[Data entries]

════════

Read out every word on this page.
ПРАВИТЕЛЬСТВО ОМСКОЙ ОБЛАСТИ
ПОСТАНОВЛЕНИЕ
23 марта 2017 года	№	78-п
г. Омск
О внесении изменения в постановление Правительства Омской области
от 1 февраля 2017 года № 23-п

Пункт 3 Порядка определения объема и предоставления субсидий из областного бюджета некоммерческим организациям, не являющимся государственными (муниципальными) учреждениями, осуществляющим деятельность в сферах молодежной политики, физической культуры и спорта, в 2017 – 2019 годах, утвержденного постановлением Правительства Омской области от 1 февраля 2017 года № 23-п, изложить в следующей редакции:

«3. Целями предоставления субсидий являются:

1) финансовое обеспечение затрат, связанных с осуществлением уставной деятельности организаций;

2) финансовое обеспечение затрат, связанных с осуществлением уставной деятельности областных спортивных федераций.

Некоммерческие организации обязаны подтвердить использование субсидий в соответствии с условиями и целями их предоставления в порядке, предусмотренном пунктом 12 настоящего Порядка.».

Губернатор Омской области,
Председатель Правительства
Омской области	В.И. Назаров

════════

■ EXERCISE PROMPT
Retype each record exactly, leaving nothing out.

■ RIGHT ANSWER
Read out every word on this page.
ПРАВИТЕЛЬСТВО ОМСКОЙ ОБЛАСТИ
ПОСТАНОВЛЕНИЕ
23 марта 2017 года	№	78-п
г. Омск
О внесении изменения в постановление Правительства Омской области
от 1 февраля 2017 года № 23-п

Пункт 3 Порядка определения объема и предоставления субсидий из областного бюджета некоммерческим организациям, не являющимся государственными (муниципальными) учреждениями, осуществляющим деятельность в сферах молодежной политики, физической культуры и спорта, в 2017 – 2019 годах, утвержденного постановлением Правительства Омской области от 1 февраля 2017 года № 23-п, изложить в следующей редакции:

«3. Целями предоставления субсидий являются:

1) финансовое обеспечение затрат, связанных с осуществлением уставной деятельности организаций;

2) финансовое обеспечение затрат, связанных с осуществлением уставной деятельности областных спортивных федераций.

Некоммерческие организации обязаны подтвердить использование субсидий в соответствии с условиями и целями их предоставления в порядке, предусмотренном пунктом 12 настоящего Порядка.».

Губернатор Омской области,
Председатель Правительства
Омской области	В.И. Назаров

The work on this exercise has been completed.